- _Exercise task_
Every line from the one containing "Extract the structured" through the end of the listing below must be given again exactly, and nothing else; exclude pictures.

Structured figure records
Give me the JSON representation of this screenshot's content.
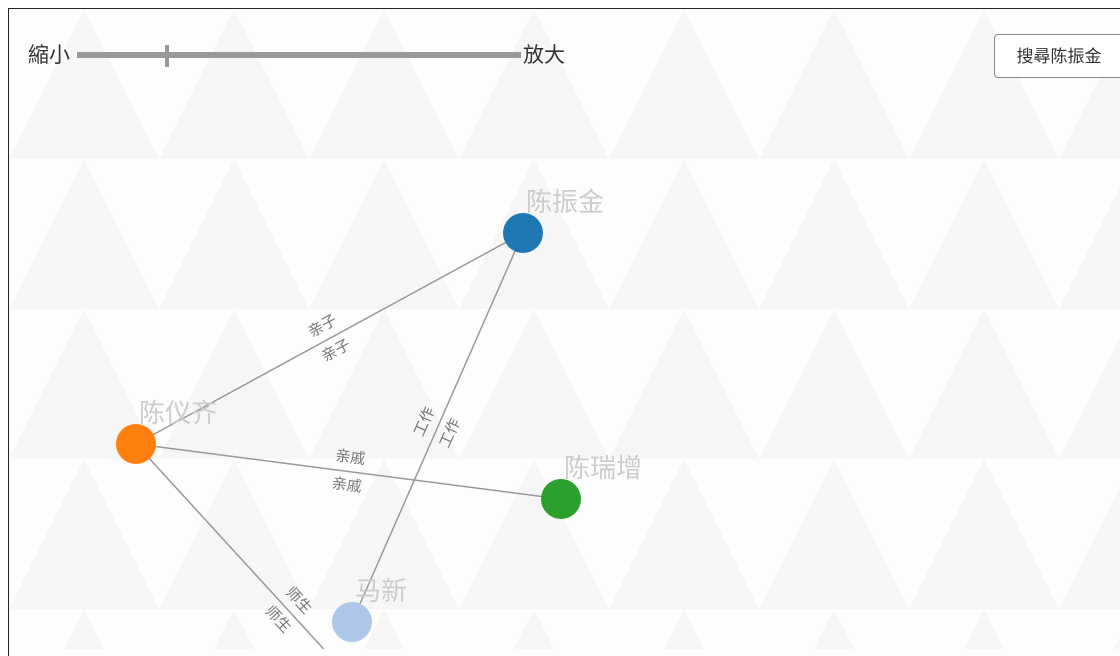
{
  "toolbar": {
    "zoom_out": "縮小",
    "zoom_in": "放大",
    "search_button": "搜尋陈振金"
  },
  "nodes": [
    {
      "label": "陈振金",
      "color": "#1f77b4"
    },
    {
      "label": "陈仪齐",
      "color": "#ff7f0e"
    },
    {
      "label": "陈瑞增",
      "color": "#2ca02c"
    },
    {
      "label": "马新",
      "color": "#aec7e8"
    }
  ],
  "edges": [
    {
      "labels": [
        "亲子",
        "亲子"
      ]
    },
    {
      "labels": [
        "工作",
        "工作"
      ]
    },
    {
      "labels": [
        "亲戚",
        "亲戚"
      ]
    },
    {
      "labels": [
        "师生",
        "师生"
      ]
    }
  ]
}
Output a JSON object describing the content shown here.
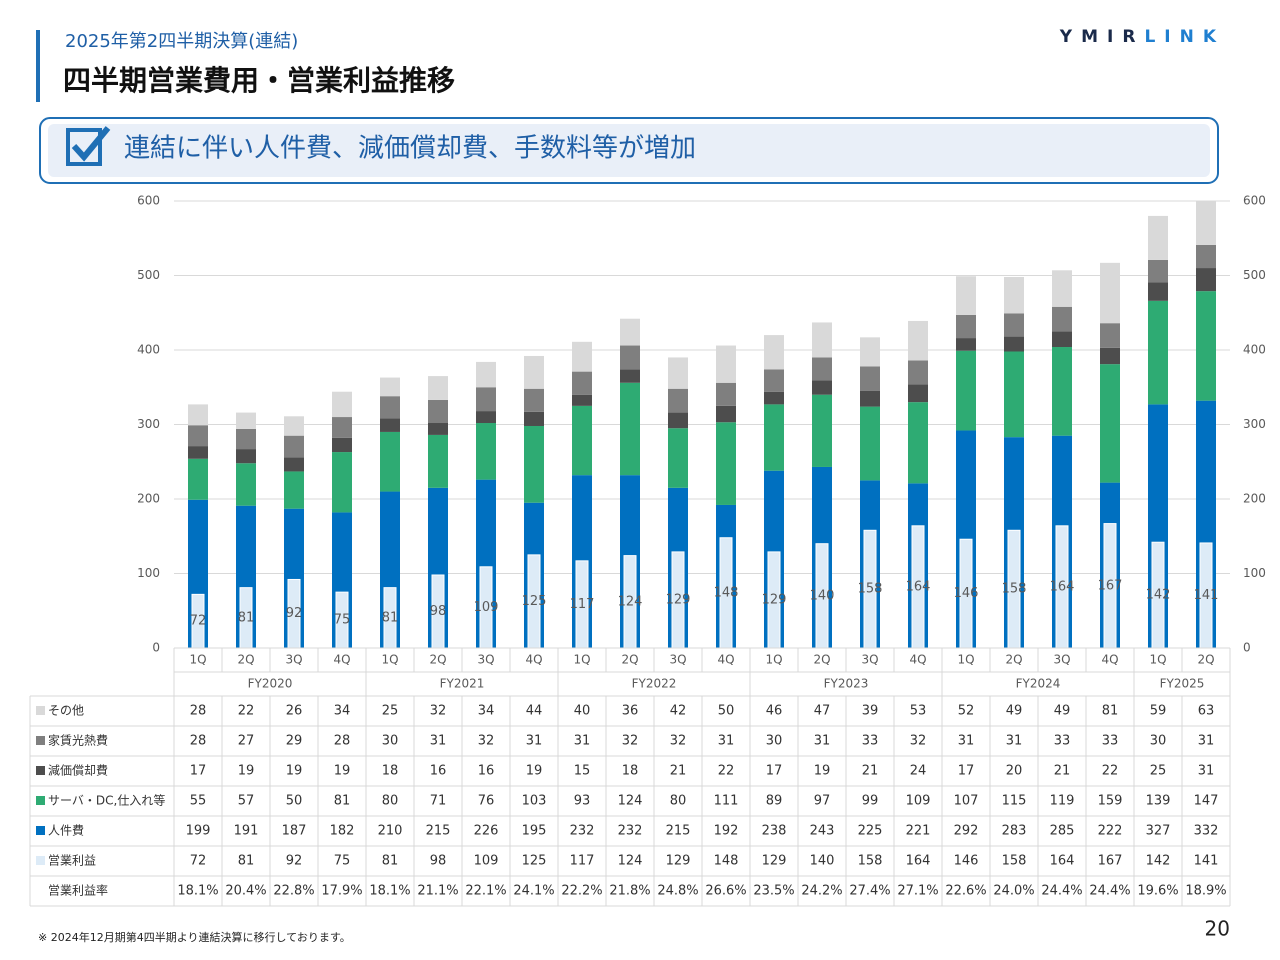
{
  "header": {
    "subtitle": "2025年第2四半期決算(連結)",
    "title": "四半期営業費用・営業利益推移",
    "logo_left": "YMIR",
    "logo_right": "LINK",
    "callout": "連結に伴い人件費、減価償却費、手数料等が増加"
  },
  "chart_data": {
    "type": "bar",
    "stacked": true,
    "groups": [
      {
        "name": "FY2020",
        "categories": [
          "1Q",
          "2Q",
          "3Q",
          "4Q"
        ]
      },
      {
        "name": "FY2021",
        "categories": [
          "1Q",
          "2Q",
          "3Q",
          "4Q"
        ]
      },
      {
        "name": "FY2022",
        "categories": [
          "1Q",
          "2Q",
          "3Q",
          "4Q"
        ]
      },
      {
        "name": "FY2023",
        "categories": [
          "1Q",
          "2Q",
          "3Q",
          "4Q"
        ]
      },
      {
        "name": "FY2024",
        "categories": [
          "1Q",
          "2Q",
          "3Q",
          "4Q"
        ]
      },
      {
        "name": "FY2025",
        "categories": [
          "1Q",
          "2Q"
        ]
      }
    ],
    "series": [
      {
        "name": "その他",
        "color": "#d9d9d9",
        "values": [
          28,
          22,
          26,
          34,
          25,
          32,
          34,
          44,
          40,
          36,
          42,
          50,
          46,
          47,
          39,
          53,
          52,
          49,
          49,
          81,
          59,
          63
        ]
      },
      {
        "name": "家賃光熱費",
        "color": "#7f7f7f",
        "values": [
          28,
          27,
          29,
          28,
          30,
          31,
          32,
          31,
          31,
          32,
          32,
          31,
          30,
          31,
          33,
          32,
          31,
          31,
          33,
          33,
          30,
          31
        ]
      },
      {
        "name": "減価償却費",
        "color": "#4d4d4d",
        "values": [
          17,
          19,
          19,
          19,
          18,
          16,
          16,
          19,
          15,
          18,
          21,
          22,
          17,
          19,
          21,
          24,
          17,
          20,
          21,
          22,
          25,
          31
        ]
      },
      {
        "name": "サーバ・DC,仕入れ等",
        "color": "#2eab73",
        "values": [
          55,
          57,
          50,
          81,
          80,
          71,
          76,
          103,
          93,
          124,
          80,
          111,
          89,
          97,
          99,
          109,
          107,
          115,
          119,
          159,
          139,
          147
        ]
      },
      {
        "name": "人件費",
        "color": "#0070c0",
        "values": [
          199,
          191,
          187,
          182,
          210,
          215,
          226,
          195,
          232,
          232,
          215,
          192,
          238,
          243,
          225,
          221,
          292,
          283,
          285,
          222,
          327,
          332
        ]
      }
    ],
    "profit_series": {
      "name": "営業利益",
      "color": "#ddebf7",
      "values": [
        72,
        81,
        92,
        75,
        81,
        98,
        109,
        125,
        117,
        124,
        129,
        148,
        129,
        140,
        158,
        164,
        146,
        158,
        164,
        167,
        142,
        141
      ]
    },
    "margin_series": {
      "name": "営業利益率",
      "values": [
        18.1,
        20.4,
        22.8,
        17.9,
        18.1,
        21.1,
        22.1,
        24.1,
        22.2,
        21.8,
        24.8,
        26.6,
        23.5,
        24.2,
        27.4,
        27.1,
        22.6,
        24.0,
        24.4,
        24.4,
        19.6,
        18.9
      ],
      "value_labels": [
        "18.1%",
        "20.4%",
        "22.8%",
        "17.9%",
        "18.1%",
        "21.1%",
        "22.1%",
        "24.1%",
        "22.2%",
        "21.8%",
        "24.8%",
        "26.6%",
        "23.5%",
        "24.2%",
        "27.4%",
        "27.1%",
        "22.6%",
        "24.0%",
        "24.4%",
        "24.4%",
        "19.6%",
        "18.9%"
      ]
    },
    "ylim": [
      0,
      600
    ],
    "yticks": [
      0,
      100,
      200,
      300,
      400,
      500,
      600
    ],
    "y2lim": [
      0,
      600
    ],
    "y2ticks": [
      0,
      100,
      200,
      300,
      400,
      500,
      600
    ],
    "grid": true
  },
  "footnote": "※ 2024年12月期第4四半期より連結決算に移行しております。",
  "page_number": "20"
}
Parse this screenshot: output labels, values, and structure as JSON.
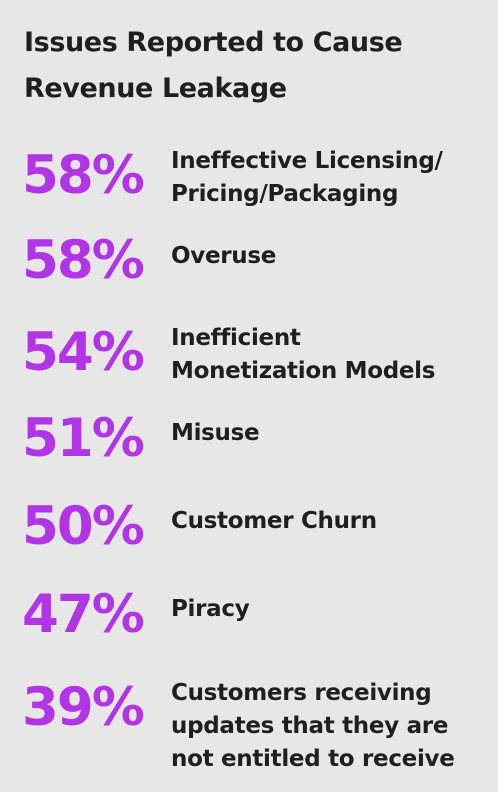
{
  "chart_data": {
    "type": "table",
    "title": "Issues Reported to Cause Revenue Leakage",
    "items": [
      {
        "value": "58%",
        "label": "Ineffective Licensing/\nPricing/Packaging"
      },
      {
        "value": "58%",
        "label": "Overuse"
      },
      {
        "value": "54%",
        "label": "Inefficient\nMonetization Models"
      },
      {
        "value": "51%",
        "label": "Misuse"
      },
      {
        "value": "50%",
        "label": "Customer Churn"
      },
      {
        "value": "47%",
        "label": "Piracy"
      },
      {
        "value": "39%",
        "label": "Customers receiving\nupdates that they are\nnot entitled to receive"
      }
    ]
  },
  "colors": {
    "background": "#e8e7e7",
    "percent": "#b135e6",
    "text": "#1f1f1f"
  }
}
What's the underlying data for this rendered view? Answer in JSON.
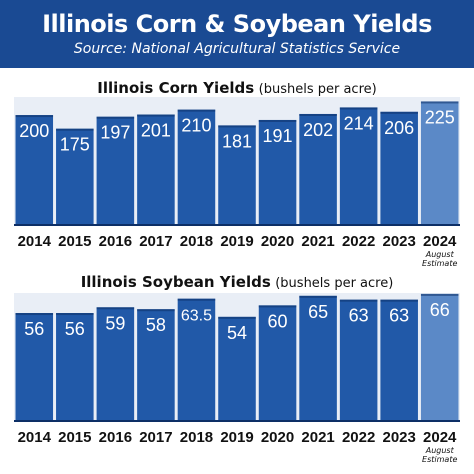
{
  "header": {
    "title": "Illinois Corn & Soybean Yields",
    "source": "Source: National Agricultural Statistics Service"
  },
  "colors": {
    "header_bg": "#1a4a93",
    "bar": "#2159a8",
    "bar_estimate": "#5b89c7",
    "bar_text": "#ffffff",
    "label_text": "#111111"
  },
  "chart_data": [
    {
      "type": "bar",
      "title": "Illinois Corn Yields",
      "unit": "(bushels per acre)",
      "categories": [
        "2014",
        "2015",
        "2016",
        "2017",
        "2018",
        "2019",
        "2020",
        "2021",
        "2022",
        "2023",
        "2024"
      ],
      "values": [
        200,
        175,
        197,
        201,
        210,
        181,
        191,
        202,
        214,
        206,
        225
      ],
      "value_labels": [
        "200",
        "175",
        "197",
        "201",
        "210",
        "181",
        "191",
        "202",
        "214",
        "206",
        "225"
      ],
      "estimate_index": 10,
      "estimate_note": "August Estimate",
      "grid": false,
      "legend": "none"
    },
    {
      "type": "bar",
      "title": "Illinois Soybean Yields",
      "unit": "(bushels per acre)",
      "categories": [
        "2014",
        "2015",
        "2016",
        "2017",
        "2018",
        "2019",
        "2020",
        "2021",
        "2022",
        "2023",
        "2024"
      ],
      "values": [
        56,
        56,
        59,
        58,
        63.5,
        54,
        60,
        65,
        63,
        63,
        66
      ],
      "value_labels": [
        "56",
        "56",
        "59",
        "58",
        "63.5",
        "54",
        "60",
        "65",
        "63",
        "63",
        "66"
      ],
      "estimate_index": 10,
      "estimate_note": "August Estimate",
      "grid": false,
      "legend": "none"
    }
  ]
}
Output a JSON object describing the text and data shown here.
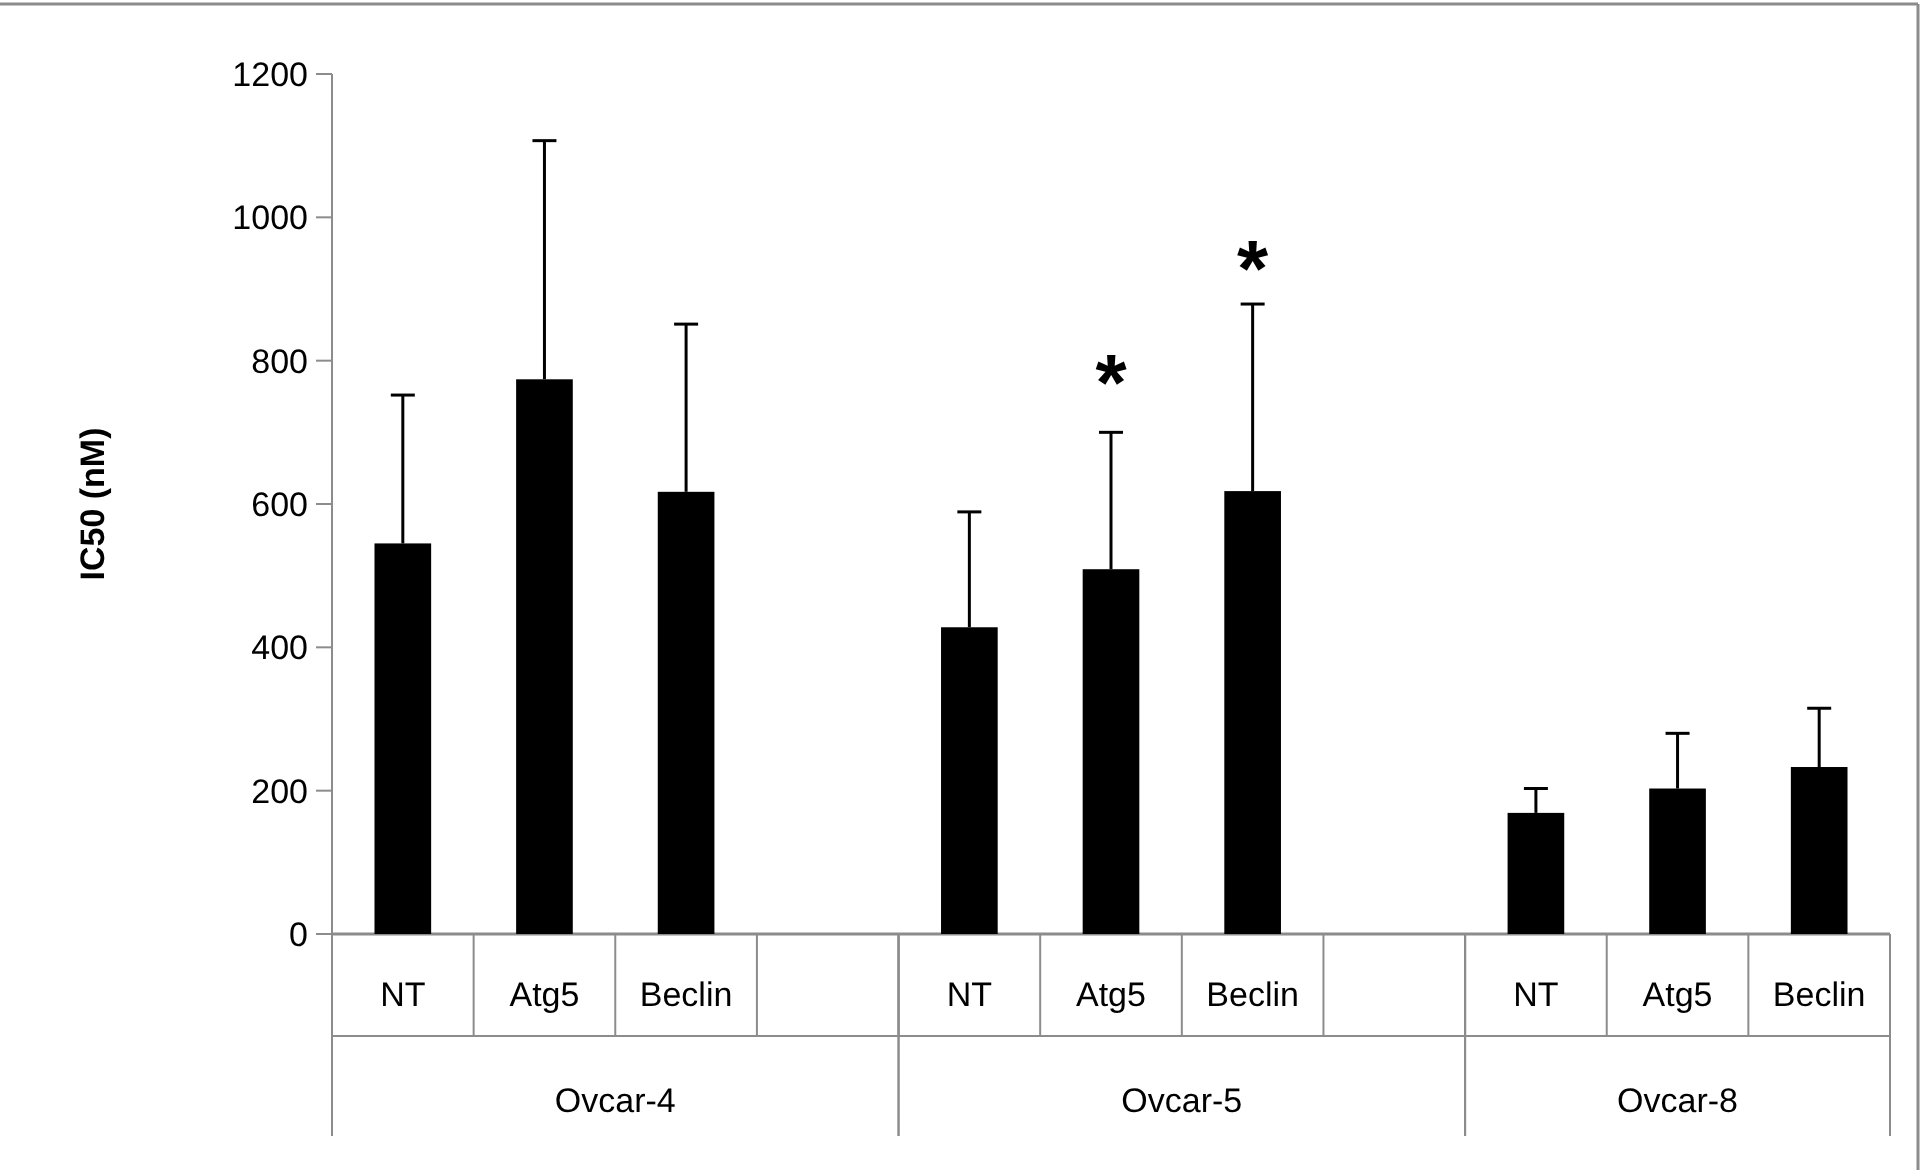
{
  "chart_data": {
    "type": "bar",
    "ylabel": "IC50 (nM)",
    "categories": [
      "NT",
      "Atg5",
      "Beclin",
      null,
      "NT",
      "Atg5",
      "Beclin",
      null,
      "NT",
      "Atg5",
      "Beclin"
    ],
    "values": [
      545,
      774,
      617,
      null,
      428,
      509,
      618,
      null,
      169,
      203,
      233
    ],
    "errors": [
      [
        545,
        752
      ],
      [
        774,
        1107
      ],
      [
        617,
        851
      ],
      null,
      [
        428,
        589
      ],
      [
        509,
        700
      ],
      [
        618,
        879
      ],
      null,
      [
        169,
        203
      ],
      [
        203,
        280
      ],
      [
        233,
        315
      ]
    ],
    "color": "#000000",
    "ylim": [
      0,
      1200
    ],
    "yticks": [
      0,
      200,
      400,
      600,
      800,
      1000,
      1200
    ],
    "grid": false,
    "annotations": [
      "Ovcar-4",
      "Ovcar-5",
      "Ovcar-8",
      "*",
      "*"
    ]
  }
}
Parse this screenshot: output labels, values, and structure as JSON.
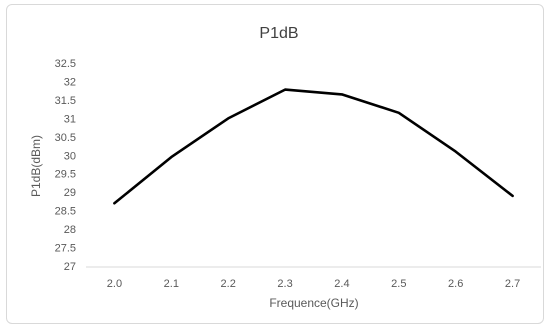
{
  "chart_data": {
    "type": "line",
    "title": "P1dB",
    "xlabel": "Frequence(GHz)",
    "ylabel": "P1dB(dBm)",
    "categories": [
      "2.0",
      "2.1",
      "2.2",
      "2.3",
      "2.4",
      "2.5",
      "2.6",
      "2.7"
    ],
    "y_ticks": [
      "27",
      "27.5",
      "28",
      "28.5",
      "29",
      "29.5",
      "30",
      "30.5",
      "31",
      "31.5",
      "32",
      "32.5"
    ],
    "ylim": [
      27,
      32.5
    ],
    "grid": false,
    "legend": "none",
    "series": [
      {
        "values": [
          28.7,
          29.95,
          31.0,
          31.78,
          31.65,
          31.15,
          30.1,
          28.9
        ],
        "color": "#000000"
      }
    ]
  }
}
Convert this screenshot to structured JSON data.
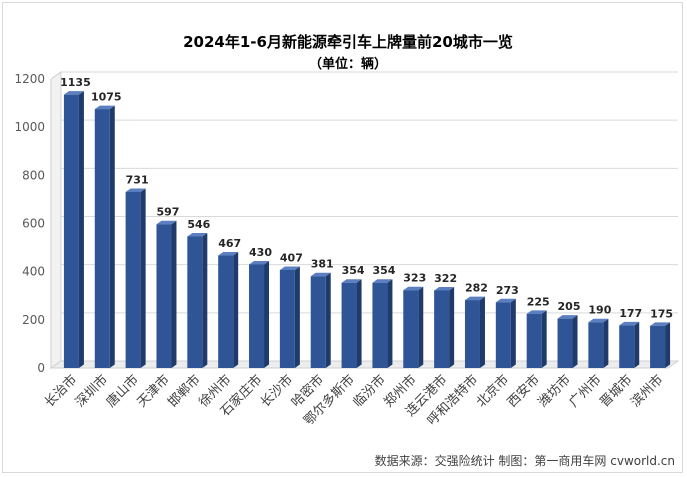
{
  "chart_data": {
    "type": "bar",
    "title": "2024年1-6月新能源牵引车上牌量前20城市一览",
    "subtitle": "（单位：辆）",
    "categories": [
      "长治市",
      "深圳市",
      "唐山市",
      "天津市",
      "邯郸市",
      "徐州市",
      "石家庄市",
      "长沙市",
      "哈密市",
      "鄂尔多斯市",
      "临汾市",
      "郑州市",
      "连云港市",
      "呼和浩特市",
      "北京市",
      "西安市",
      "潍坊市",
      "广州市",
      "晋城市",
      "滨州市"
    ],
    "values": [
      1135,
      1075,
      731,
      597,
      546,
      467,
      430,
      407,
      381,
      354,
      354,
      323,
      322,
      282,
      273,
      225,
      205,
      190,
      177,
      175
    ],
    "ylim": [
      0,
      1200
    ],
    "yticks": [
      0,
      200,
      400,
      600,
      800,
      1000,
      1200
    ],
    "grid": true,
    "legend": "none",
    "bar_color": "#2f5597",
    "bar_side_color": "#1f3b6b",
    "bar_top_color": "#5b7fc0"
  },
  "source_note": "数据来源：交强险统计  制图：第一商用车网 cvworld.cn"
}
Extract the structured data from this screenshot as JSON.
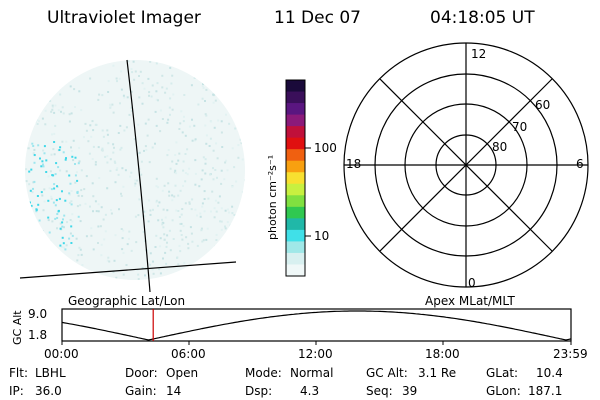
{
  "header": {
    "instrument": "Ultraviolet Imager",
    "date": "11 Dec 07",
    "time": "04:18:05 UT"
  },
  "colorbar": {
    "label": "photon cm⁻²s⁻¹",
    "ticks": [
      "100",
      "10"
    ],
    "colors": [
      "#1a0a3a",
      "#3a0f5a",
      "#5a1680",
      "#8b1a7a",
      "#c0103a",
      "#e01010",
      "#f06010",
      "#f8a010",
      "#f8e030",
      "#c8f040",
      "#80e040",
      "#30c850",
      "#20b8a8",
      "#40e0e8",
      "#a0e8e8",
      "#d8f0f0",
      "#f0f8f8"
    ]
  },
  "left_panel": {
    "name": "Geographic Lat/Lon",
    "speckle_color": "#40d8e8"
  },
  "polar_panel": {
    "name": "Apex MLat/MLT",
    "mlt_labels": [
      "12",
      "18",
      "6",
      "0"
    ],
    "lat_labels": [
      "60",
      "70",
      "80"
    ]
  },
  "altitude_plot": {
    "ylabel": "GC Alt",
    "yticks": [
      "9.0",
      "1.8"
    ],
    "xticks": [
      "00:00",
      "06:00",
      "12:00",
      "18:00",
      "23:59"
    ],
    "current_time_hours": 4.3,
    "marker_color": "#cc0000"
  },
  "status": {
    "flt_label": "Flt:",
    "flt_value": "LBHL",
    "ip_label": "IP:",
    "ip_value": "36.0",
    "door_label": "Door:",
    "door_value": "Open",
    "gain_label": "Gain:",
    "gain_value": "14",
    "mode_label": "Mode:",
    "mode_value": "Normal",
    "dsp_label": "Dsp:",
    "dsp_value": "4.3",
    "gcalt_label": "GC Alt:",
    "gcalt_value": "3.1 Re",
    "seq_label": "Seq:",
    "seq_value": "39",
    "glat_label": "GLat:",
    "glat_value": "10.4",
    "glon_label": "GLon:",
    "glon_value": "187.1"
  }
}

- _In response_
Extract the structured data from this screenshot as JSON.
{
  "header": {
    "instrument": "Ultraviolet Imager",
    "date": "11 Dec 07",
    "time": "04:18:05 UT"
  },
  "colorbar": {
    "label": "photon cm⁻²s⁻¹",
    "ticks": [
      "100",
      "10"
    ],
    "colors": [
      "#1a0a3a",
      "#3a0f5a",
      "#5a1680",
      "#8b1a7a",
      "#c0103a",
      "#e01010",
      "#f06010",
      "#f8a010",
      "#f8e030",
      "#c8f040",
      "#80e040",
      "#30c850",
      "#20b8a8",
      "#40e0e8",
      "#a0e8e8",
      "#d8f0f0",
      "#f0f8f8"
    ]
  },
  "left_panel": {
    "name": "Geographic Lat/Lon",
    "speckle_color": "#40d8e8"
  },
  "polar_panel": {
    "name": "Apex MLat/MLT",
    "mlt_labels": [
      "12",
      "18",
      "6",
      "0"
    ],
    "lat_labels": [
      "60",
      "70",
      "80"
    ]
  },
  "altitude_plot": {
    "ylabel": "GC Alt",
    "yticks": [
      "9.0",
      "1.8"
    ],
    "xticks": [
      "00:00",
      "06:00",
      "12:00",
      "18:00",
      "23:59"
    ],
    "current_time_hours": 4.3,
    "marker_color": "#cc0000"
  },
  "status": {
    "flt_label": "Flt:",
    "flt_value": "LBHL",
    "ip_label": "IP:",
    "ip_value": "36.0",
    "door_label": "Door:",
    "door_value": "Open",
    "gain_label": "Gain:",
    "gain_value": "14",
    "mode_label": "Mode:",
    "mode_value": "Normal",
    "dsp_label": "Dsp:",
    "dsp_value": "4.3",
    "gcalt_label": "GC Alt:",
    "gcalt_value": "3.1 Re",
    "seq_label": "Seq:",
    "seq_value": "39",
    "glat_label": "GLat:",
    "glat_value": "10.4",
    "glon_label": "GLon:",
    "glon_value": "187.1"
  }
}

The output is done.